(Element position records)
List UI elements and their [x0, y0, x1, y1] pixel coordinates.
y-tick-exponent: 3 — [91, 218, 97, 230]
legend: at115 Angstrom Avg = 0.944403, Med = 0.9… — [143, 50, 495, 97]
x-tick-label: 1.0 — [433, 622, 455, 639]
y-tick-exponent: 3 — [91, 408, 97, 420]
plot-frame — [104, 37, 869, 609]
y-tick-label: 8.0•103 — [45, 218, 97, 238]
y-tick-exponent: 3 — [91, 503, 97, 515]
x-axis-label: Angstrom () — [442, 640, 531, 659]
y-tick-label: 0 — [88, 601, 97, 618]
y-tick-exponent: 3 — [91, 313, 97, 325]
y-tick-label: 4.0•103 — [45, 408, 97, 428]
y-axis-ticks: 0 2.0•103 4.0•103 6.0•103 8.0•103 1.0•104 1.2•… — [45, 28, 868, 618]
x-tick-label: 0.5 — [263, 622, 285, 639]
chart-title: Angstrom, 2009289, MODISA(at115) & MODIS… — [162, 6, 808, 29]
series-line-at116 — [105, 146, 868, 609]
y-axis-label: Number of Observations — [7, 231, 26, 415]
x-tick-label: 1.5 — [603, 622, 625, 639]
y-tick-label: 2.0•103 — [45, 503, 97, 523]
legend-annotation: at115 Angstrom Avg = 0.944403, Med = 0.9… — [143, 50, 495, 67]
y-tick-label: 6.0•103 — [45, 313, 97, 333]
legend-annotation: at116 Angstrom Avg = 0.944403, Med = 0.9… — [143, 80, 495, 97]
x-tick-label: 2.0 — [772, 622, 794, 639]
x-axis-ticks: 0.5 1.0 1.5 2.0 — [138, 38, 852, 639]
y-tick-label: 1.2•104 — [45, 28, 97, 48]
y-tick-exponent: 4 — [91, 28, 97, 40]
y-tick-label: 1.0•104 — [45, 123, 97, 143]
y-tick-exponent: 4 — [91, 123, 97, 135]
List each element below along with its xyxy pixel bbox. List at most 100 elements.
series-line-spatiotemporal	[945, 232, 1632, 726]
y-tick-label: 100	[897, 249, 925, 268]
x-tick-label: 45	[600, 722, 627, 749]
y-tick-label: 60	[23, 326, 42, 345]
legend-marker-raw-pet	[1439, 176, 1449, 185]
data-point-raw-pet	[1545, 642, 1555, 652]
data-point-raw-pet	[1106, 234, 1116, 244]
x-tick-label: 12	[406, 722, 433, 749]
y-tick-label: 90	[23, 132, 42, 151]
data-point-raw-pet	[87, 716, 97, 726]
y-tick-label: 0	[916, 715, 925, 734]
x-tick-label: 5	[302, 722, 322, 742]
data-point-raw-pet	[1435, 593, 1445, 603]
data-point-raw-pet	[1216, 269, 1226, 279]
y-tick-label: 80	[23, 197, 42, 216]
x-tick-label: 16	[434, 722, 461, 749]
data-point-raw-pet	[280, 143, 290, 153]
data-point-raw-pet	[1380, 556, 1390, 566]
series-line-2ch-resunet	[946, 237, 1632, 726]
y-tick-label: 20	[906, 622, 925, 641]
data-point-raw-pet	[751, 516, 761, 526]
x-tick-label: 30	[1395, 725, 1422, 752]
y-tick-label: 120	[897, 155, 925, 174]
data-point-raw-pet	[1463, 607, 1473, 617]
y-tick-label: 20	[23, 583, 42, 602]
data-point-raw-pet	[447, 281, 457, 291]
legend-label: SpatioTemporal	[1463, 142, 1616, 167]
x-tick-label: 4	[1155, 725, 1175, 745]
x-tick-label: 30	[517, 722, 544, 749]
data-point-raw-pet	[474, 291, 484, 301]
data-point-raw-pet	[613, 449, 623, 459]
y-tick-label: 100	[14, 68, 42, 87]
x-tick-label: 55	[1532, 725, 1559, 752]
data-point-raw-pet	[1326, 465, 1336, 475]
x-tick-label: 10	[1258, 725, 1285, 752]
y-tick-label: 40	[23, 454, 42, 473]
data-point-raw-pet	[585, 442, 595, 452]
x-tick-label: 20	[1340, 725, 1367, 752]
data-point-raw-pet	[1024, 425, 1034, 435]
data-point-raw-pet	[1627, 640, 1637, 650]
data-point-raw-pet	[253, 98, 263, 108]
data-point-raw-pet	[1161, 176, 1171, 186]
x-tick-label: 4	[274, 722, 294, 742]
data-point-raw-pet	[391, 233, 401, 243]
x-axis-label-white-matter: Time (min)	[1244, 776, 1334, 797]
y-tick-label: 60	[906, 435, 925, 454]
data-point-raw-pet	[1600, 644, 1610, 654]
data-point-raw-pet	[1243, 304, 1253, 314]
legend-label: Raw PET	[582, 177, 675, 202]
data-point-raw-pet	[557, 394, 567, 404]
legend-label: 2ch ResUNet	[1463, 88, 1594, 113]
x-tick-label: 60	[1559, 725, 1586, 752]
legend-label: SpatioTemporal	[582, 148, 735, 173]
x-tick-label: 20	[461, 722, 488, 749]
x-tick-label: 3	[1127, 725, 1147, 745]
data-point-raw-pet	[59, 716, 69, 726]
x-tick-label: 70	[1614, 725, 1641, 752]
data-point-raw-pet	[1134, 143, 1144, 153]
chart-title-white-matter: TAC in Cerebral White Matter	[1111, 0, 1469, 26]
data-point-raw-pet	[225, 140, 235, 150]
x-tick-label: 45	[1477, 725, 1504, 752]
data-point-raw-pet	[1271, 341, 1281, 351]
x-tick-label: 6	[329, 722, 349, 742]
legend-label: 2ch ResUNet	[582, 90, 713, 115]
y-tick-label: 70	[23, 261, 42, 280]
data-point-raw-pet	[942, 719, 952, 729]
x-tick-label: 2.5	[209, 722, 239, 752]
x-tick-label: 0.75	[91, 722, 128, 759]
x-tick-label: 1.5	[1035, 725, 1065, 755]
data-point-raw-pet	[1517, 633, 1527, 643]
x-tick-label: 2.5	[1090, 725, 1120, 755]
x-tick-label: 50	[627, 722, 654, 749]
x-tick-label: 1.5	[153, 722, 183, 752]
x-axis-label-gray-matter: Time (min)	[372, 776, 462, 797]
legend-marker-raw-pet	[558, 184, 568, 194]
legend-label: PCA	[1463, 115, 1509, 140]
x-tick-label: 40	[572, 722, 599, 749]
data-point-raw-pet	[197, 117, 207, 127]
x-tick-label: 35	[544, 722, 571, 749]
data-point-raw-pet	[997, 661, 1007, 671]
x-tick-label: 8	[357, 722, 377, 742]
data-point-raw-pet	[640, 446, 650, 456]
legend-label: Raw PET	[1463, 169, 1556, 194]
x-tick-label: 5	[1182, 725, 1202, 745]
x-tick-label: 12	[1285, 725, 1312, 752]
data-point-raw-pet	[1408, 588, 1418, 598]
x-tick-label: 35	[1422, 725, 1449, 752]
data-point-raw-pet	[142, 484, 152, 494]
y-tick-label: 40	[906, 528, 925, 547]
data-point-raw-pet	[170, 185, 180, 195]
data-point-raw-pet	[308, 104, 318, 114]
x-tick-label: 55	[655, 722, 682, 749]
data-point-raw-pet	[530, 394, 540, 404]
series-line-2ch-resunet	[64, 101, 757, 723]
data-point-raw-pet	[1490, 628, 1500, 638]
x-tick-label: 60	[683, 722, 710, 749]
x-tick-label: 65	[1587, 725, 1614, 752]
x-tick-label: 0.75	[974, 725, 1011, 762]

- What this task involves -
Rewrite every line of the records above as a numbered list, omitting any blank lines.

- Correct output -
1. List UI elements and their [x0, y0, x1, y1] pixel coordinates.
2. y-tick-exponent: 3 — [91, 218, 97, 230]
3. legend: at115 Angstrom Avg = 0.944403, Med = 0.9… — [143, 50, 495, 97]
4. x-tick-label: 1.0 — [433, 622, 455, 639]
5. y-tick-exponent: 3 — [91, 408, 97, 420]
6. plot-frame — [104, 37, 869, 609]
7. y-tick-label: 8.0•103 — [45, 218, 97, 238]
8. y-tick-exponent: 3 — [91, 503, 97, 515]
9. x-axis-label: Angstrom () — [442, 640, 531, 659]
10. y-tick-label: 0 — [88, 601, 97, 618]
11. y-tick-exponent: 3 — [91, 313, 97, 325]
12. y-tick-label: 4.0•103 — [45, 408, 97, 428]
13. y-axis-ticks: 0 2.0•103 4.0•103 6.0•103 8.0•103 1.0•104 1.2•… — [45, 28, 868, 618]
14. x-tick-label: 0.5 — [263, 622, 285, 639]
15. chart-title: Angstrom, 2009289, MODISA(at115) & MODIS… — [162, 6, 808, 29]
16. series-line-at116 — [105, 146, 868, 609]
17. y-axis-label: Number of Observations — [7, 231, 26, 415]
18. x-tick-label: 1.5 — [603, 622, 625, 639]
19. y-tick-label: 2.0•103 — [45, 503, 97, 523]
20. legend-annotation: at115 Angstrom Avg = 0.944403, Med = 0.9… — [143, 50, 495, 67]
21. y-tick-label: 6.0•103 — [45, 313, 97, 333]
22. legend-annotation: at116 Angstrom Avg = 0.944403, Med = 0.9… — [143, 80, 495, 97]
23. x-tick-label: 2.0 — [772, 622, 794, 639]
24. x-axis-ticks: 0.5 1.0 1.5 2.0 — [138, 38, 852, 639]
25. y-tick-label: 1.2•104 — [45, 28, 97, 48]
26. y-tick-exponent: 4 — [91, 28, 97, 40]
27. y-tick-label: 1.0•104 — [45, 123, 97, 143]
28. y-tick-exponent: 4 — [91, 123, 97, 135]
29. List each element below along with its xyxy pixel bbox. List at most 100 elements.
30. series-line-spatiotemporal	[945, 232, 1632, 726]
31. y-tick-label: 100	[897, 249, 925, 268]
32. x-tick-label: 45	[600, 722, 627, 749]
33. y-tick-label: 60	[23, 326, 42, 345]
34. legend-marker-raw-pet	[1439, 176, 1449, 185]
35. data-point-raw-pet	[1545, 642, 1555, 652]
36. data-point-raw-pet	[1106, 234, 1116, 244]
37. x-tick-label: 12	[406, 722, 433, 749]
38. y-tick-label: 90	[23, 132, 42, 151]
39. data-point-raw-pet	[87, 716, 97, 726]
40. y-tick-label: 0	[916, 715, 925, 734]
41. x-tick-label: 5	[302, 722, 322, 742]
42. data-point-raw-pet	[1435, 593, 1445, 603]
43. data-point-raw-pet	[1216, 269, 1226, 279]
44. y-tick-label: 80	[23, 197, 42, 216]
45. x-tick-label: 16	[434, 722, 461, 749]
46. data-point-raw-pet	[280, 143, 290, 153]
47. data-point-raw-pet	[1380, 556, 1390, 566]
48. series-line-2ch-resunet	[946, 237, 1632, 726]
49. y-tick-label: 20	[906, 622, 925, 641]
50. data-point-raw-pet	[751, 516, 761, 526]
51. x-tick-label: 30	[1395, 725, 1422, 752]
52. y-tick-label: 120	[897, 155, 925, 174]
53. data-point-raw-pet	[1463, 607, 1473, 617]
54. y-tick-label: 20	[23, 583, 42, 602]
55. data-point-raw-pet	[447, 281, 457, 291]
56. legend-label: SpatioTemporal	[1463, 142, 1616, 167]
57. x-tick-label: 4	[1155, 725, 1175, 745]
58. x-tick-label: 30	[517, 722, 544, 749]
59. data-point-raw-pet	[474, 291, 484, 301]
60. data-point-raw-pet	[613, 449, 623, 459]
61. y-tick-label: 100	[14, 68, 42, 87]
62. x-tick-label: 55	[1532, 725, 1559, 752]
63. data-point-raw-pet	[1326, 465, 1336, 475]
64. x-tick-label: 10	[1258, 725, 1285, 752]
65. y-tick-label: 40	[23, 454, 42, 473]
66. data-point-raw-pet	[585, 442, 595, 452]
67. x-tick-label: 20	[1340, 725, 1367, 752]
68. data-point-raw-pet	[1024, 425, 1034, 435]
69. data-point-raw-pet	[1627, 640, 1637, 650]
70. data-point-raw-pet	[253, 98, 263, 108]
71. data-point-raw-pet	[1161, 176, 1171, 186]
72. x-tick-label: 4	[274, 722, 294, 742]
73. data-point-raw-pet	[391, 233, 401, 243]
74. x-axis-label-white-matter: Time (min)	[1244, 776, 1334, 797]
75. y-tick-label: 60	[906, 435, 925, 454]
76. data-point-raw-pet	[1600, 644, 1610, 654]
77. data-point-raw-pet	[1243, 304, 1253, 314]
78. legend-label: Raw PET	[582, 177, 675, 202]
79. data-point-raw-pet	[557, 394, 567, 404]
80. legend-label: 2ch ResUNet	[1463, 88, 1594, 113]
81. x-tick-label: 60	[1559, 725, 1586, 752]
82. legend-label: SpatioTemporal	[582, 148, 735, 173]
83. x-tick-label: 20	[461, 722, 488, 749]
84. x-tick-label: 3	[1127, 725, 1147, 745]
85. data-point-raw-pet	[59, 716, 69, 726]
86. x-tick-label: 70	[1614, 725, 1641, 752]
87. data-point-raw-pet	[1134, 143, 1144, 153]
88. chart-title-white-matter: TAC in Cerebral White Matter	[1111, 0, 1469, 26]
89. data-point-raw-pet	[225, 140, 235, 150]
90. x-tick-label: 45	[1477, 725, 1504, 752]
91. data-point-raw-pet	[1271, 341, 1281, 351]
92. x-tick-label: 6	[329, 722, 349, 742]
93. legend-label: 2ch ResUNet	[582, 90, 713, 115]
94. y-tick-label: 70	[23, 261, 42, 280]
95. data-point-raw-pet	[942, 719, 952, 729]
96. x-tick-label: 2.5	[209, 722, 239, 752]
97. x-tick-label: 0.75	[91, 722, 128, 759]
98. x-tick-label: 1.5	[1035, 725, 1065, 755]
99. data-point-raw-pet	[1517, 633, 1527, 643]
100. x-tick-label: 2.5	[1090, 725, 1120, 755]
101. x-tick-label: 50	[627, 722, 654, 749]
102. x-tick-label: 1.5	[153, 722, 183, 752]
103. x-axis-label-gray-matter: Time (min)	[372, 776, 462, 797]
104. legend-marker-raw-pet	[558, 184, 568, 194]
105. legend-label: PCA	[1463, 115, 1509, 140]
106. x-tick-label: 40	[572, 722, 599, 749]
107. data-point-raw-pet	[197, 117, 207, 127]
108. x-tick-label: 35	[544, 722, 571, 749]
109. data-point-raw-pet	[997, 661, 1007, 671]
110. x-tick-label: 8	[357, 722, 377, 742]
111. data-point-raw-pet	[640, 446, 650, 456]
112. legend-label: Raw PET	[1463, 169, 1556, 194]
113. x-tick-label: 5	[1182, 725, 1202, 745]
114. x-tick-label: 12	[1285, 725, 1312, 752]
115. data-point-raw-pet	[1408, 588, 1418, 598]
116. x-tick-label: 35	[1422, 725, 1449, 752]
117. data-point-raw-pet	[142, 484, 152, 494]
118. y-tick-label: 40	[906, 528, 925, 547]
119. data-point-raw-pet	[170, 185, 180, 195]
120. data-point-raw-pet	[308, 104, 318, 114]
121. x-tick-label: 55	[655, 722, 682, 749]
122. data-point-raw-pet	[530, 394, 540, 404]
123. series-line-2ch-resunet	[64, 101, 757, 723]
124. data-point-raw-pet	[1490, 628, 1500, 638]
125. x-tick-label: 60	[683, 722, 710, 749]
126. x-tick-label: 65	[1587, 725, 1614, 752]
127. x-tick-label: 0.75	[974, 725, 1011, 762]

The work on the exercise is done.